◆ **The task**
Will you write out all the entries below exactly?

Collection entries
__________

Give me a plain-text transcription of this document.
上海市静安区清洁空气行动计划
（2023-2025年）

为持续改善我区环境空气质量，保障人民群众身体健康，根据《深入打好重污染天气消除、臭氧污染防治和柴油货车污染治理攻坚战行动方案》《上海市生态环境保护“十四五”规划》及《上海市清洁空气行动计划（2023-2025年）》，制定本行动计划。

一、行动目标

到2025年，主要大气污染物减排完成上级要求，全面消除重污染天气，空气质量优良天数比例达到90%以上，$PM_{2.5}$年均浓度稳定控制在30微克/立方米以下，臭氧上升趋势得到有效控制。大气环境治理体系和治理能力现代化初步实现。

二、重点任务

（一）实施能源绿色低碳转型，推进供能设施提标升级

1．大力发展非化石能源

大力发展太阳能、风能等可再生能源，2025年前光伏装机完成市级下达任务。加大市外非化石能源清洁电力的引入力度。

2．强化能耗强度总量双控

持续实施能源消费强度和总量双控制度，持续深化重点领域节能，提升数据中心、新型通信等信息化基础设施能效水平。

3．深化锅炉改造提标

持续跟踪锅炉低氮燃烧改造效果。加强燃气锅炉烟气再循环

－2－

__________

◆ **Exercise result**
Give me a plain-text transcription of this document.
上海市静安区清洁空气行动计划
（2023-2025年）

为持续改善我区环境空气质量，保障人民群众身体健康，根据《深入打好重污染天气消除、臭氧污染防治和柴油货车污染治理攻坚战行动方案》《上海市生态环境保护“十四五”规划》及《上海市清洁空气行动计划（2023-2025年）》，制定本行动计划。

一、行动目标

到2025年，主要大气污染物减排完成上级要求，全面消除重污染天气，空气质量优良天数比例达到90%以上，$PM_{2.5}$年均浓度稳定控制在30微克/立方米以下，臭氧上升趋势得到有效控制。大气环境治理体系和治理能力现代化初步实现。

二、重点任务

（一）实施能源绿色低碳转型，推进供能设施提标升级

1．大力发展非化石能源

大力发展太阳能、风能等可再生能源，2025年前光伏装机完成市级下达任务。加大市外非化石能源清洁电力的引入力度。

2．强化能耗强度总量双控

持续实施能源消费强度和总量双控制度，持续深化重点领域节能，提升数据中心、新型通信等信息化基础设施能效水平。

3．深化锅炉改造提标

持续跟踪锅炉低氮燃烧改造效果。加强燃气锅炉烟气再循环

－2－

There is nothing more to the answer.